## [OBJECTIVE]
Do any lines in the data below contain "type"? If so, copy every one of them.

[start]

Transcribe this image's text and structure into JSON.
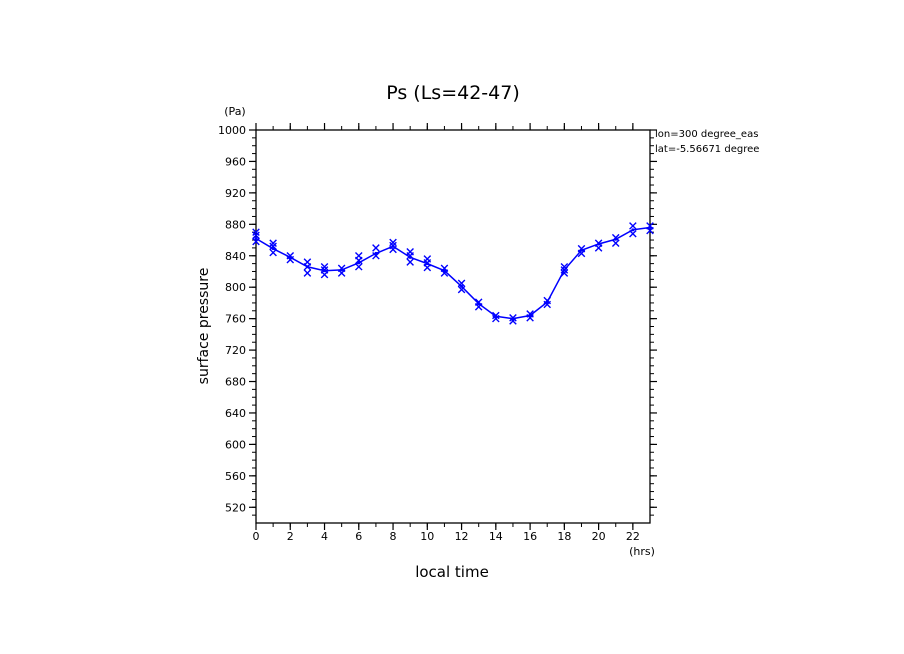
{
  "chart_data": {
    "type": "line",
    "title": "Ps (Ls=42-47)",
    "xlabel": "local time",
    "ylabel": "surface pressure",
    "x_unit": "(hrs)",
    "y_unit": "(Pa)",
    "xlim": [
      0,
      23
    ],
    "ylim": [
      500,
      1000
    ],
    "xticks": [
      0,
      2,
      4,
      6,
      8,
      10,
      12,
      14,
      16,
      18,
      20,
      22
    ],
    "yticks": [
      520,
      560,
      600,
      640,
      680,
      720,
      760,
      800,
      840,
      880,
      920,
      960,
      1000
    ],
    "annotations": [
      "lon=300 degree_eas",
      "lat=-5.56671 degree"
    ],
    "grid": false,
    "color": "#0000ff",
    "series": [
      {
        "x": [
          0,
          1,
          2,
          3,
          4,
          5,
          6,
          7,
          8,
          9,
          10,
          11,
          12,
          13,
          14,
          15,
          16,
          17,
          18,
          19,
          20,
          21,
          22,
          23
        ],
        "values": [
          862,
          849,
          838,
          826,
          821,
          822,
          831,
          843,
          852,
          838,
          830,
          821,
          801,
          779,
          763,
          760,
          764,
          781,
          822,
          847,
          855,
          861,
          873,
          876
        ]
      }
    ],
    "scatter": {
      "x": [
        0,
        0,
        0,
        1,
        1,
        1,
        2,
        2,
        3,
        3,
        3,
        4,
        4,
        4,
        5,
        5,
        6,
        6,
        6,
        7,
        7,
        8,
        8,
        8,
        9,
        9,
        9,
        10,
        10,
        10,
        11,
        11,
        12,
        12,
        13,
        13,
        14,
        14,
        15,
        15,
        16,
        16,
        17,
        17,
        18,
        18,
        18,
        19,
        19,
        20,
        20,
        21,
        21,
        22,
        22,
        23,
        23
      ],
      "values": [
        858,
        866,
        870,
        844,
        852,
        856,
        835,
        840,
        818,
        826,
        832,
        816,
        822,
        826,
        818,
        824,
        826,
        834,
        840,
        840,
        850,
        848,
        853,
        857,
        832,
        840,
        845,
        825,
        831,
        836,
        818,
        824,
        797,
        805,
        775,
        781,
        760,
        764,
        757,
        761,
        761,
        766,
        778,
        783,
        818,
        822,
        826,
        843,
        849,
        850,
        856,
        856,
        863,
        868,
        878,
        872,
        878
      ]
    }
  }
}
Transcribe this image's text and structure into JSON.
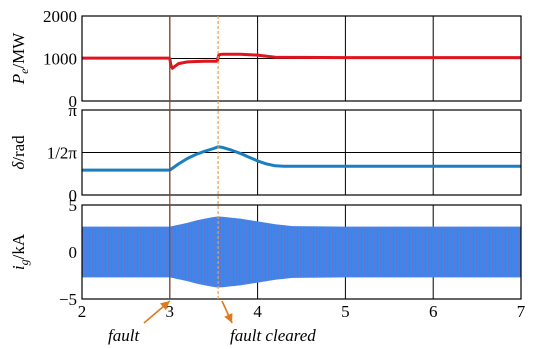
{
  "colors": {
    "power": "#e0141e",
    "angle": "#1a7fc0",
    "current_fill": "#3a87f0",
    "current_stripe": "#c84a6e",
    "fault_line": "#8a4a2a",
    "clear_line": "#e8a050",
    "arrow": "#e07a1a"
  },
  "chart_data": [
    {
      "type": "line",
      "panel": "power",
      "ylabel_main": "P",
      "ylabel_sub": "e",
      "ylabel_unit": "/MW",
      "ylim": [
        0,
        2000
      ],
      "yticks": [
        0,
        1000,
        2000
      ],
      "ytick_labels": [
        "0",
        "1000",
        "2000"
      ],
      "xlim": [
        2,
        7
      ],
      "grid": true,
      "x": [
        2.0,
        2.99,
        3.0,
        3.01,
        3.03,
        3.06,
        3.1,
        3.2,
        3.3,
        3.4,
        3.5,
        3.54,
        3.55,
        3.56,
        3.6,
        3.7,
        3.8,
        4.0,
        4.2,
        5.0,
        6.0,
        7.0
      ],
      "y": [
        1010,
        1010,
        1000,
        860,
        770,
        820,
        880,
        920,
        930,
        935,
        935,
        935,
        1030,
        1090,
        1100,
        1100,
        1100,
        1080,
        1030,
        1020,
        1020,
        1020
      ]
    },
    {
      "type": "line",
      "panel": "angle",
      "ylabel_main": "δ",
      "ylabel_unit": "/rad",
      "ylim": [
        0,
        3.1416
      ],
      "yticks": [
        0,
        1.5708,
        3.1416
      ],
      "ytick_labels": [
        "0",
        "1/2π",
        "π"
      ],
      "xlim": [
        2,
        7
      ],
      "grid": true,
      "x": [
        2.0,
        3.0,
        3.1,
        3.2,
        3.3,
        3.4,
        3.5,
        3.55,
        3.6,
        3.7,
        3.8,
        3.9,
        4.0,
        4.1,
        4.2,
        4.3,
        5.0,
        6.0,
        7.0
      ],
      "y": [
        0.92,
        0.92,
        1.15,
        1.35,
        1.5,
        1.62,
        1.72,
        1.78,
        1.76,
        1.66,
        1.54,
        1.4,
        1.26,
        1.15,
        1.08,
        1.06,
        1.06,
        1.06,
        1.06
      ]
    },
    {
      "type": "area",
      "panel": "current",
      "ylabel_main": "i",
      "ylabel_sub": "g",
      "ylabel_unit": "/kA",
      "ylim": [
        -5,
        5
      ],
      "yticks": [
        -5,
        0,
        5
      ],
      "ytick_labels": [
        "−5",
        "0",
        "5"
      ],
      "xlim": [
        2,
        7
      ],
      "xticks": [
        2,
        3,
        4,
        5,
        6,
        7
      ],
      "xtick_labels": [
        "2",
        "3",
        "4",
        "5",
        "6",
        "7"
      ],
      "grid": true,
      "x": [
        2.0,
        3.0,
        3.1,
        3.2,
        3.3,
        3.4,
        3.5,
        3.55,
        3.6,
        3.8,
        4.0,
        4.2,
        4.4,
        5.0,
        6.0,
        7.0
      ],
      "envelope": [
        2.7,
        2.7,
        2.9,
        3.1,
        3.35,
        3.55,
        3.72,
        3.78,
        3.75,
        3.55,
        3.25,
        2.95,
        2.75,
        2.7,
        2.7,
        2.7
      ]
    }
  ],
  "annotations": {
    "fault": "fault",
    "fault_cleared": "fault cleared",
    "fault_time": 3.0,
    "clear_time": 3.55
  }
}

[end]
[start]

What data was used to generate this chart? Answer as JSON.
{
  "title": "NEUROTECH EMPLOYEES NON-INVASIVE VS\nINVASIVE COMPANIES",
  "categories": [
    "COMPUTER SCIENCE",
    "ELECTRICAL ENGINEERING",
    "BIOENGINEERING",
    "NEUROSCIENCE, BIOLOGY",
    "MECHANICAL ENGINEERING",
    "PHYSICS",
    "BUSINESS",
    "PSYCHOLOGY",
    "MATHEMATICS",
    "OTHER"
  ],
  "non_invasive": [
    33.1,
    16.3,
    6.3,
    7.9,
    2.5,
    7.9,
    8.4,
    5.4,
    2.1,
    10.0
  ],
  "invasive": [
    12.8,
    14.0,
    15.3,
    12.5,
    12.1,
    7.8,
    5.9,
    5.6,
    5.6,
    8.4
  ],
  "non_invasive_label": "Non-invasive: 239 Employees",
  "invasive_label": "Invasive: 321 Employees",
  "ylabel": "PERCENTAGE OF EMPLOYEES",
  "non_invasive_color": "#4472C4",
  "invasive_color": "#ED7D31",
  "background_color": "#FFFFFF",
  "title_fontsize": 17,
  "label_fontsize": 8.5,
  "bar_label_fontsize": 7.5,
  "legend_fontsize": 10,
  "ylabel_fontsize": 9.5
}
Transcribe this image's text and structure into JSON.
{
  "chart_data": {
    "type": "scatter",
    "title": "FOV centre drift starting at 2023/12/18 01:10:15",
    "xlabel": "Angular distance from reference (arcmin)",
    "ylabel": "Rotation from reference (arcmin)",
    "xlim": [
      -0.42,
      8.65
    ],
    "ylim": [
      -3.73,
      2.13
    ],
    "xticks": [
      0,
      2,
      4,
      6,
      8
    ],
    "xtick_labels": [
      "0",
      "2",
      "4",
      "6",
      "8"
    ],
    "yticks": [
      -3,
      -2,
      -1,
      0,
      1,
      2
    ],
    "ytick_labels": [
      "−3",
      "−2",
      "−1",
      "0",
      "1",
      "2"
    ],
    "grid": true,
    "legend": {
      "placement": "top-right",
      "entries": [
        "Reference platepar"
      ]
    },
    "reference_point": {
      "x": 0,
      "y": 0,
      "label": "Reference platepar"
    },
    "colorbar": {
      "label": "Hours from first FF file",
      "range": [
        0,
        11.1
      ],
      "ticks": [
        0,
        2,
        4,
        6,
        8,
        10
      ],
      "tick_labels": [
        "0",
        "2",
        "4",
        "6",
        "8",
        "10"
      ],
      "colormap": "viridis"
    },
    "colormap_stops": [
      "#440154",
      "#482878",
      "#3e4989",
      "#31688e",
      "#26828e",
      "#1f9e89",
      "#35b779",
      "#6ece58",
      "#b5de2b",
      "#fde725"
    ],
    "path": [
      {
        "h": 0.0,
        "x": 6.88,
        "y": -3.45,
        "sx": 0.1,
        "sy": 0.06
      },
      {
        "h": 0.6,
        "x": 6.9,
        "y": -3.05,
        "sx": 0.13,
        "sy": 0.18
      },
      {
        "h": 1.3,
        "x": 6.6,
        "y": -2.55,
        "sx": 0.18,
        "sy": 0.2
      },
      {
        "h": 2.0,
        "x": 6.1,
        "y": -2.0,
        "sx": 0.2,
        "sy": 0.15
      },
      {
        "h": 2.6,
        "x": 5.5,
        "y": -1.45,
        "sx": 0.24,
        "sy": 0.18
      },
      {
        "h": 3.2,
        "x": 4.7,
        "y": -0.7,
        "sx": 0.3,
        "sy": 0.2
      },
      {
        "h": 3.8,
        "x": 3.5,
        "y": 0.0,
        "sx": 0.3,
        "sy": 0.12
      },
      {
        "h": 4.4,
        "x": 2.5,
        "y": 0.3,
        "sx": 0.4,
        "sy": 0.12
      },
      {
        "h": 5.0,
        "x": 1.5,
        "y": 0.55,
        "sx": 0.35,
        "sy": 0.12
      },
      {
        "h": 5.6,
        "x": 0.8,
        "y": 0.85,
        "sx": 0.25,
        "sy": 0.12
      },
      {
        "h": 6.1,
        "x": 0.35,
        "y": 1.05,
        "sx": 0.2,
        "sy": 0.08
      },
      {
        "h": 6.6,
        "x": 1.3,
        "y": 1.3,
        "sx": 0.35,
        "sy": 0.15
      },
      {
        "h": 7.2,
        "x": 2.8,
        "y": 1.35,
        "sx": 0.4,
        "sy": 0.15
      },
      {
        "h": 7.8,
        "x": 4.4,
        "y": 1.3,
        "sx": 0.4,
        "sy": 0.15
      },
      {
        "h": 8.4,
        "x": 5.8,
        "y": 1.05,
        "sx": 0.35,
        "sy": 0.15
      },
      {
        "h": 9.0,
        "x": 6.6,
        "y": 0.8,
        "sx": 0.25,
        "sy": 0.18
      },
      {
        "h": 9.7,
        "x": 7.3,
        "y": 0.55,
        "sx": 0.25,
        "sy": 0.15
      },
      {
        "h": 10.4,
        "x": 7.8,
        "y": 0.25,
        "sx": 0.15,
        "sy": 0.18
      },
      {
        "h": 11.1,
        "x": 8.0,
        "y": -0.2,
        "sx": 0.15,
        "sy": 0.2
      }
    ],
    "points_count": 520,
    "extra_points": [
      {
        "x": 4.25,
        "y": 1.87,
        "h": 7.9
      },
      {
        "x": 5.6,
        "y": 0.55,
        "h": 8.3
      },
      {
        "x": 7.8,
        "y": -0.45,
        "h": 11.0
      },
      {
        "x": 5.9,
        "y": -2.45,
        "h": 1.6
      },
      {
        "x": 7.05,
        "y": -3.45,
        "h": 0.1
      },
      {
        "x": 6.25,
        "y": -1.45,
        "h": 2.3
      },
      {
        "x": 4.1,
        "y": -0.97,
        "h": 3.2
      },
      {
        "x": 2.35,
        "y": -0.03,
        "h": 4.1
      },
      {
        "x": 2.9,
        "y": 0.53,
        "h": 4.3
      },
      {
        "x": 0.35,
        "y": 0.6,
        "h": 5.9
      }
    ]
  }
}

[end]
[start]

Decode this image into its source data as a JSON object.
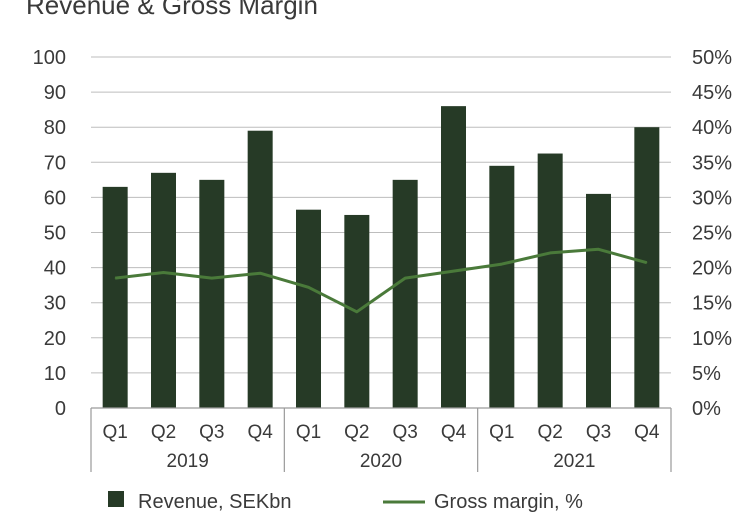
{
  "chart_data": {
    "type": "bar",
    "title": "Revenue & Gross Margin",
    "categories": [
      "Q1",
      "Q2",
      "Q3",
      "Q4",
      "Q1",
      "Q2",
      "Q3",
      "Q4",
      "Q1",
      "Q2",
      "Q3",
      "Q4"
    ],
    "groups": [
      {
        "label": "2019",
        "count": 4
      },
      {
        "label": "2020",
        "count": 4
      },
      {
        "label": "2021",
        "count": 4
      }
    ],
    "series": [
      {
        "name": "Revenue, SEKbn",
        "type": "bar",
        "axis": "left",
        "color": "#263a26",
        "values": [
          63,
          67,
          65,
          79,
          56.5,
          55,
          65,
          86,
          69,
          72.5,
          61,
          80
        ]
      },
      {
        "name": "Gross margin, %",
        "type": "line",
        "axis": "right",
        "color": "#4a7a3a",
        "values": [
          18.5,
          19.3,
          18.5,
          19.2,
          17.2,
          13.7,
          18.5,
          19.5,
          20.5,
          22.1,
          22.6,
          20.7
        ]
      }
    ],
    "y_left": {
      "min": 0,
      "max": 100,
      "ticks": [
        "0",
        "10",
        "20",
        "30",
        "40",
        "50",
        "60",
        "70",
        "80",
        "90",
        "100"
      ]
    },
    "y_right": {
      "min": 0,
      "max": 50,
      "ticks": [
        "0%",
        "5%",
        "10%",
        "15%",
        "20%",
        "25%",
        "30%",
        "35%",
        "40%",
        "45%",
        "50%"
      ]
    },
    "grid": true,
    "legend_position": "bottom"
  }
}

[end]

## [COMPLETED TASK]
    "type": "line",
      "type": "line",
      "type": "line",
      "type": "area",
    "type": "scatter",
    "type": "bar",
        "type": "bar",
        "type": "line",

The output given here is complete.